_EXERCÍCIO ESCRITO 1_: Reescreva tudo desde "Wolf reconhece que" até "o seu destruidor." no texto sobre capitalismo e democracia, trocando "autocracia" por "ditadura".

A crise do capitalismo formalmente democrático

Autor: Michael Roberts

The next recession blog – 12/02/2022

Em seu último livro, o colunista do FT e guru keynesiano Martin Wolf parte da premissa de que capitalismo e democracia andam juntos como uma mão em uma luva. Mas ele está preocupado: “vivemos em uma época em que as falhas econômicas abalaram a fé no capitalismo global. Alguns agora argumentam que o capitalismo é melhor sem democracia; outros que a democracia é melhor sem o capitalismo”.

No entanto, em seu livro, Wolf afirma que, embora “o casamento entre o capitalismo e a democracia tenha se tornado preocupante”, qualquer “divórcio seria uma calamidade quase inimaginável”. Apesar dos passos vacilantes do capitalismo no século XXI: desaceleração do crescimento, aumento da desigualdade, desilusão popular generalizada, o “capitalismo democrático“, como ele chama o sistema da relação de capital, “embora inerentemente frágil, continua sendo o melhor sistema que conhecemos para o florescimento humano”.

Wolf define “democracia” como “sufrágio universal, democracia representativa, eleições livres e justas; participação ativa das pessoas, como cidadãos, na vida cívica; proteção dos direitos civis e humanos de todos os cidadãos igualmente; e um estado de direito que vincula igualmente todos os cidadãos”. Por capitalismo, “quero dizer uma economia na qual os mercados, a competição, a iniciativa econômica privada e a propriedade privada desempenham papéis centrais”.

Wolf reconhece que “o capitalismo e a democracia são opostos complementares: eles precisam um do outro para que cada um dos dois prospere”. Talvez mesmo ele esteja certo de que uma autocracia fascista como sustentação do capitalismo e dos donos do capital – uma possibilidade real nesta, na próxima década ou mais além – seria a última alternativa disponível para o capitalismo. Pois, assim, o capitalismo seria finalmente exposto não como um “complemento” da democracia, não como a mãe da democracia, mas como o seu oposto e o seu destruidor.

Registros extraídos
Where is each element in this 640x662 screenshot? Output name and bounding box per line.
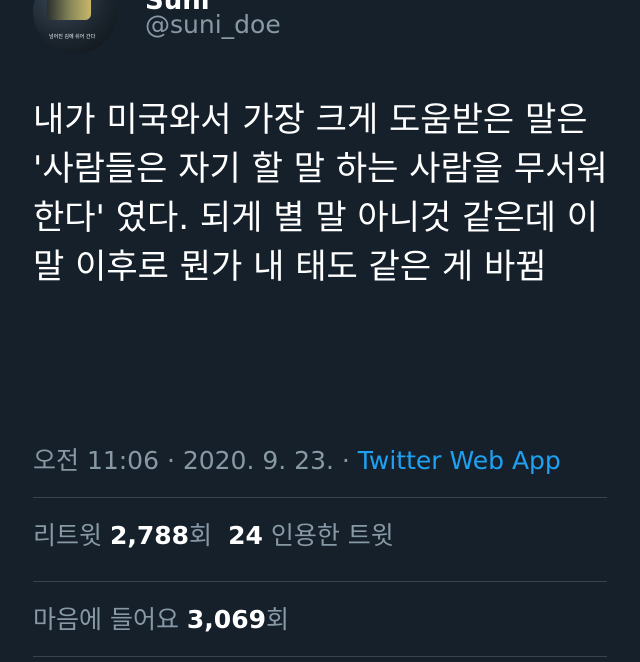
- likes-stats-row: 마음에 들어요 3,069회: [33, 600, 289, 636]
- retweets-suffix: 회: [189, 521, 213, 550]
- meta-separator: ·: [159, 446, 183, 475]
- likes-suffix: 회: [265, 605, 289, 634]
- tweet-detail: 넘어진 김에 쉬어 간다 Suni @suni_doe 내가 미국와서 가장 크…: [0, 0, 640, 662]
- meta-separator: ·: [333, 446, 358, 475]
- avatar[interactable]: 넘어진 김에 쉬어 간다: [33, 0, 117, 54]
- retweet-stats-row: 리트윗 2,788회 24 인용한 트윗: [33, 516, 394, 552]
- retweets-label: 리트윗: [33, 521, 103, 550]
- tweet-time[interactable]: 오전 11:06: [33, 446, 159, 475]
- quotes-stat[interactable]: 24 인용한 트윗: [228, 521, 394, 550]
- quotes-count: 24: [228, 521, 263, 550]
- likes-label: 마음에 들어요: [33, 605, 179, 634]
- divider: [33, 656, 607, 657]
- quotes-label: 인용한 트윗: [270, 521, 394, 550]
- tweet-timestamp-row: 오전 11:06 · 2020. 9. 23. · Twitter Web Ap…: [33, 441, 561, 477]
- tweet-source-link[interactable]: Twitter Web App: [358, 446, 561, 475]
- avatar-caption: 넘어진 김에 쉬어 간다: [49, 34, 96, 40]
- likes-stat[interactable]: 마음에 들어요 3,069회: [33, 605, 289, 634]
- retweets-stat[interactable]: 리트윗 2,788회: [33, 521, 212, 550]
- retweets-count: 2,788: [109, 521, 190, 550]
- divider: [33, 581, 607, 582]
- author-handle[interactable]: @suni_doe: [145, 10, 281, 39]
- divider: [33, 497, 607, 498]
- tweet-text: 내가 미국와서 가장 크게 도움받은 말은 '사람들은 자기 할 말 하는 사람…: [33, 100, 608, 287]
- avatar-figure: [47, 0, 91, 20]
- tweet-date[interactable]: 2020. 9. 23.: [183, 446, 334, 475]
- likes-count: 3,069: [186, 605, 266, 634]
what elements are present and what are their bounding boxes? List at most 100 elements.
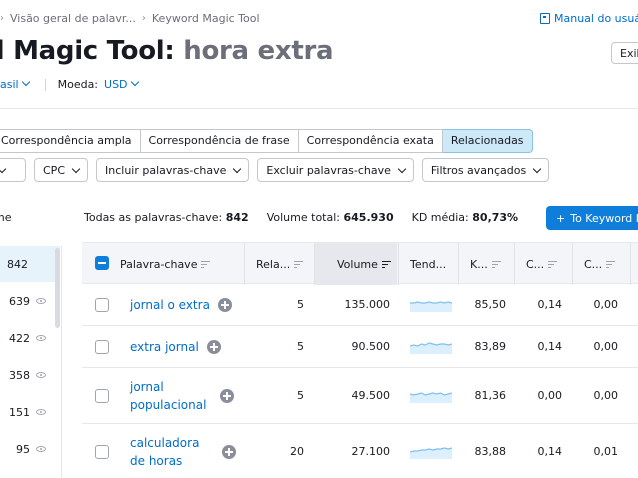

_EXERCÍCIO ESCRITO 2_: Copie da listagem, sem mudar nada, tudo desde a linha que contém "- likes-stats-row: 마음에" até a linha que contém "- tweet-time[interactable]: 오전", incluindo essas duas.

_RESPOSTA ESPERADA 1_:
Wolf reconhece que “o capitalismo e a democracia são opostos complementares: eles precisam um do outro para que cada um dos dois prospere”. Talvez mesmo ele esteja certo de que uma ditadura fascista como sustentação do capitalismo e dos donos do capital – uma possibilidade real nesta, na próxima década ou mais além – seria a última alternativa disponível para o capitalismo. Pois, assim, o capitalismo seria finalmente exposto não como um “complemento” da democracia, não como a mãe da democracia, mas como o seu oposto e o seu destruidor.

_RESPOSTA ESPERADA 2_:
- likes-stats-row: 마음에 들어요 3,069회: [33, 600, 289, 636]
- retweets-suffix: 회: [189, 521, 213, 550]
- meta-separator: ·: [159, 446, 183, 475]
- likes-suffix: 회: [265, 605, 289, 634]
- tweet-detail: 넘어진 김에 쉬어 간다 Suni @suni_doe 내가 미국와서 가장 크…: [0, 0, 640, 662]
- meta-separator: ·: [333, 446, 358, 475]
- avatar[interactable]: 넘어진 김에 쉬어 간다: [33, 0, 117, 54]
- retweet-stats-row: 리트윗 2,788회 24 인용한 트윗: [33, 516, 394, 552]
- retweets-label: 리트윗: [33, 521, 103, 550]
- tweet-time[interactable]: 오전 11:06: [33, 446, 159, 475]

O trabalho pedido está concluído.